**Entries from a visual dataset:**

▬▬▬▬▬▬▬▬▬▬

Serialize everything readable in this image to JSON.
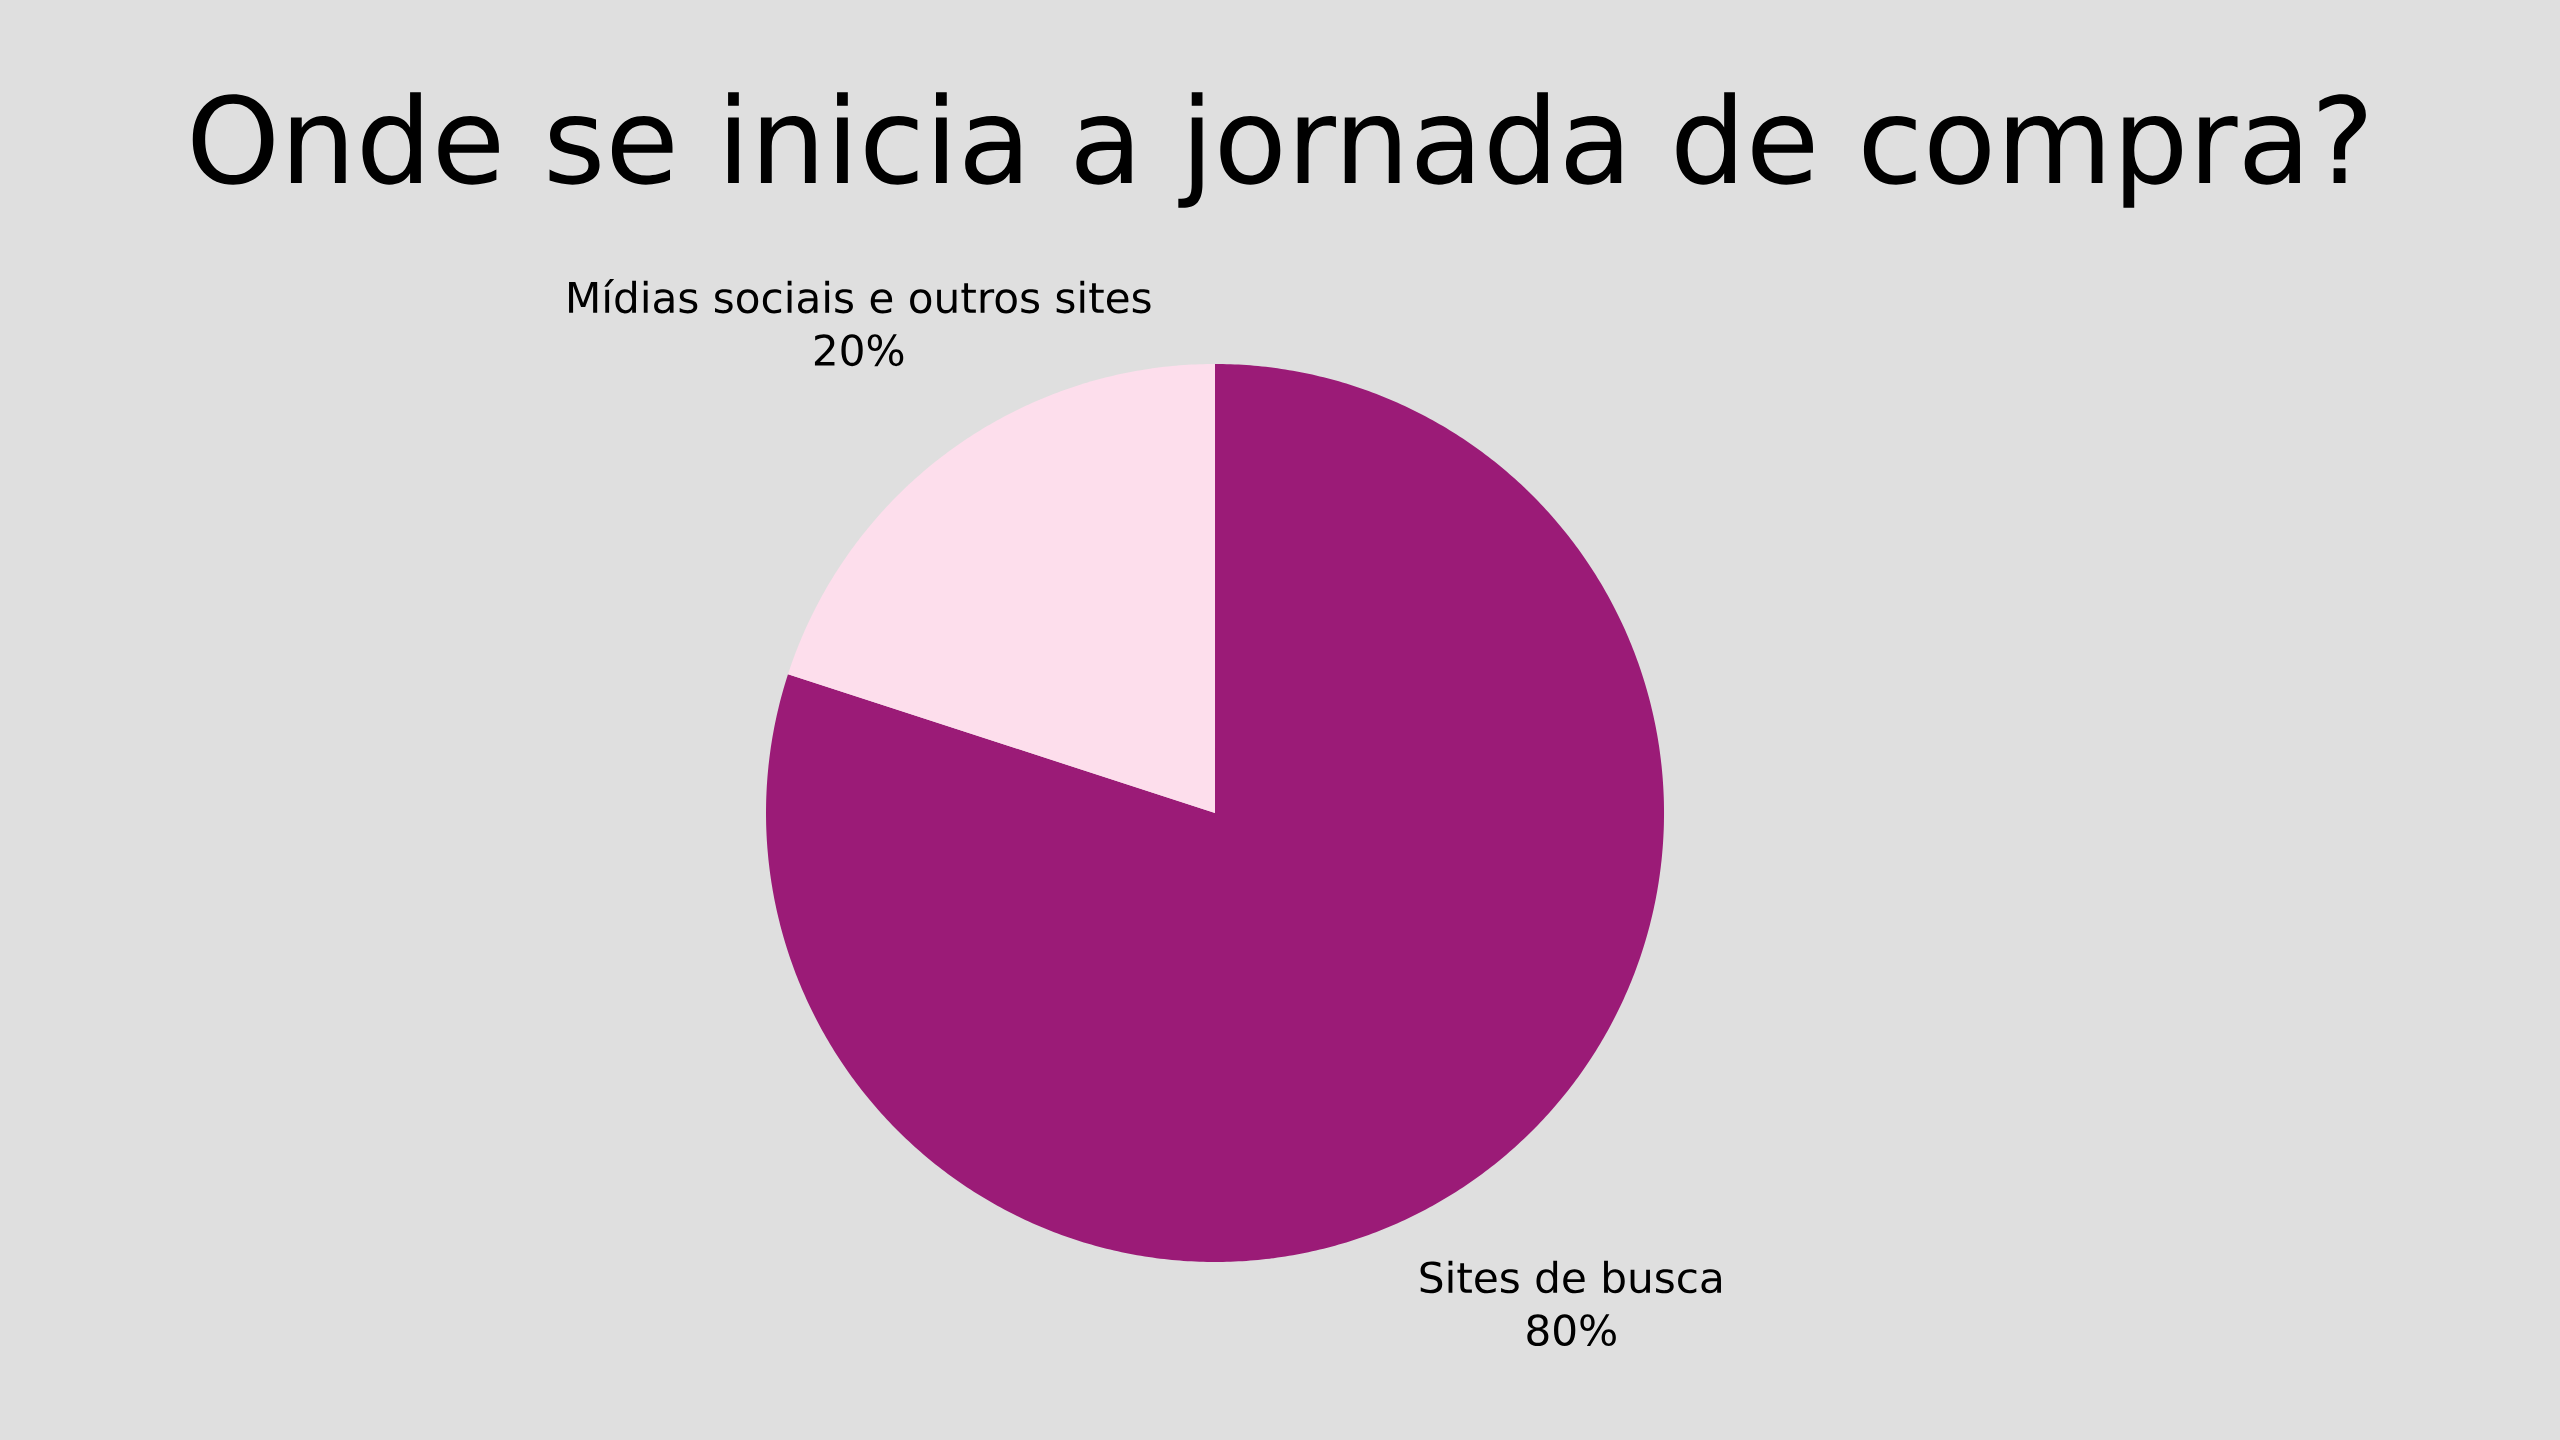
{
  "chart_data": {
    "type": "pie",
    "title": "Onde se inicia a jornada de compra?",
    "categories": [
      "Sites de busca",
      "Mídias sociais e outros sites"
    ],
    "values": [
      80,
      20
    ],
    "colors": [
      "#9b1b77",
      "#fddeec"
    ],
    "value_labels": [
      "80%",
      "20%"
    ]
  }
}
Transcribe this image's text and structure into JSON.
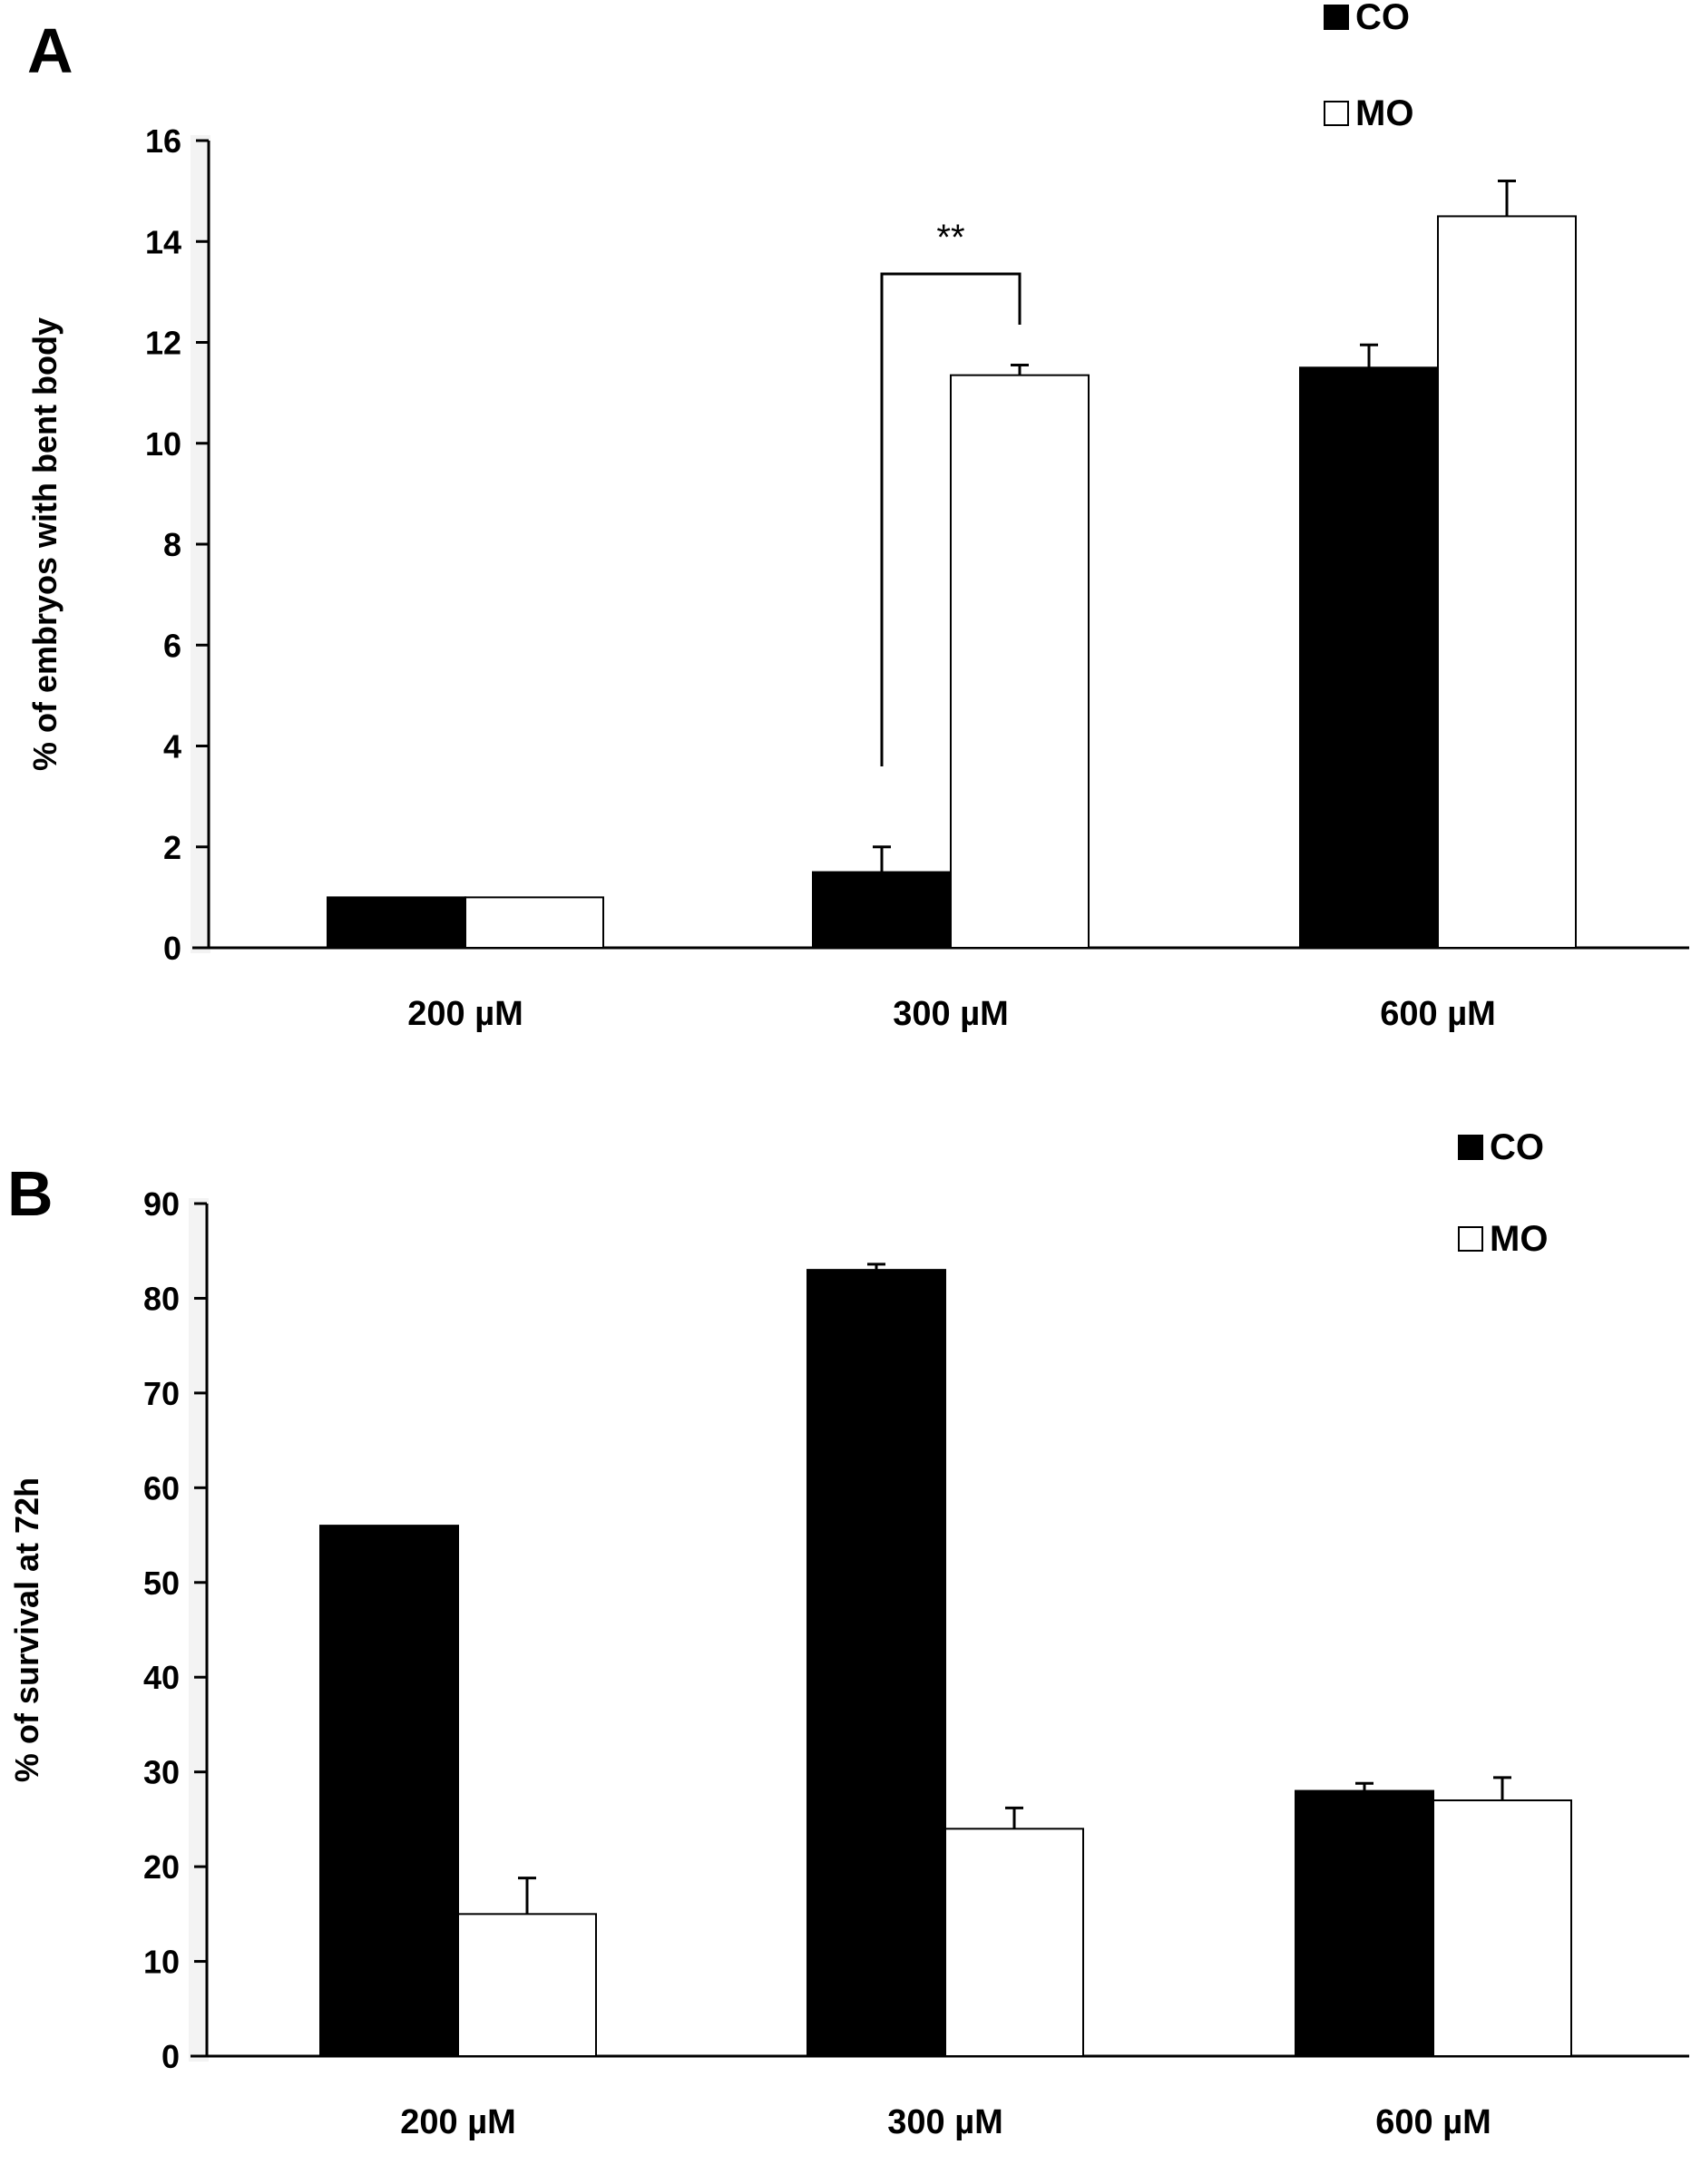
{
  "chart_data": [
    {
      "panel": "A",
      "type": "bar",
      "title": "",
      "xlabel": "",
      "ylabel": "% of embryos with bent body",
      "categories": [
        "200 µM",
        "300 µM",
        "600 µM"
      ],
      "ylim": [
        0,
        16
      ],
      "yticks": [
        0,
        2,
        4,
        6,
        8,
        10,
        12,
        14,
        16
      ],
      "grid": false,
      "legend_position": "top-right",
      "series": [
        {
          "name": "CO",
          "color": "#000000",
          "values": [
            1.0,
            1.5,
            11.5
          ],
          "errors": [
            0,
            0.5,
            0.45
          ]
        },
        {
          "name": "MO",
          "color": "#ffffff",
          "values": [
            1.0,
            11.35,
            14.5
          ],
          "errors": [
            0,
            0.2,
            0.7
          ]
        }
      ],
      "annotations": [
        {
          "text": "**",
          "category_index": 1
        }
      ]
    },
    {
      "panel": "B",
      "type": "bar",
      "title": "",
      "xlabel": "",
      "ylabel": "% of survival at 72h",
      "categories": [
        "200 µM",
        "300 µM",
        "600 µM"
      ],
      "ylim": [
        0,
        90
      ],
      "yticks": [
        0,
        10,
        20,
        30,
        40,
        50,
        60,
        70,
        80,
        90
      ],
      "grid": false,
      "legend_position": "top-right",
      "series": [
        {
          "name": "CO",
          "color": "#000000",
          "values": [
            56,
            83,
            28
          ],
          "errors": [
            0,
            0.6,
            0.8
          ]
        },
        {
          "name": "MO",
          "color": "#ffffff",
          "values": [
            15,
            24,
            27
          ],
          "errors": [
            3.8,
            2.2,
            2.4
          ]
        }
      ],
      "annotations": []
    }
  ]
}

▬▬▬▬▬▬▬▬▬▬

**Written task:**
Will you restate every entry word for word and omit the images?

**Exercise result:**
Serialize everything readable in this image to JSON.
{
  "chart_data": {
    "type": "pie",
    "title": "Onde se inicia a jornada de compra?",
    "categories": [
      "Sites de busca",
      "Mídias sociais e outros sites"
    ],
    "values": [
      80,
      20
    ],
    "colors": [
      "#9b1b77",
      "#fddeec"
    ],
    "value_labels": [
      "80%",
      "20%"
    ]
  }
}
Transcribe this image's text and structure into JSON.
{
  "chart_data": [
    {
      "panel": "A",
      "type": "bar",
      "title": "",
      "xlabel": "",
      "ylabel": "% of embryos with bent body",
      "categories": [
        "200 µM",
        "300 µM",
        "600 µM"
      ],
      "ylim": [
        0,
        16
      ],
      "yticks": [
        0,
        2,
        4,
        6,
        8,
        10,
        12,
        14,
        16
      ],
      "grid": false,
      "legend_position": "top-right",
      "series": [
        {
          "name": "CO",
          "color": "#000000",
          "values": [
            1.0,
            1.5,
            11.5
          ],
          "errors": [
            0,
            0.5,
            0.45
          ]
        },
        {
          "name": "MO",
          "color": "#ffffff",
          "values": [
            1.0,
            11.35,
            14.5
          ],
          "errors": [
            0,
            0.2,
            0.7
          ]
        }
      ],
      "annotations": [
        {
          "text": "**",
          "category_index": 1
        }
      ]
    },
    {
      "panel": "B",
      "type": "bar",
      "title": "",
      "xlabel": "",
      "ylabel": "% of survival at 72h",
      "categories": [
        "200 µM",
        "300 µM",
        "600 µM"
      ],
      "ylim": [
        0,
        90
      ],
      "yticks": [
        0,
        10,
        20,
        30,
        40,
        50,
        60,
        70,
        80,
        90
      ],
      "grid": false,
      "legend_position": "top-right",
      "series": [
        {
          "name": "CO",
          "color": "#000000",
          "values": [
            56,
            83,
            28
          ],
          "errors": [
            0,
            0.6,
            0.8
          ]
        },
        {
          "name": "MO",
          "color": "#ffffff",
          "values": [
            15,
            24,
            27
          ],
          "errors": [
            3.8,
            2.2,
            2.4
          ]
        }
      ],
      "annotations": []
    }
  ]
}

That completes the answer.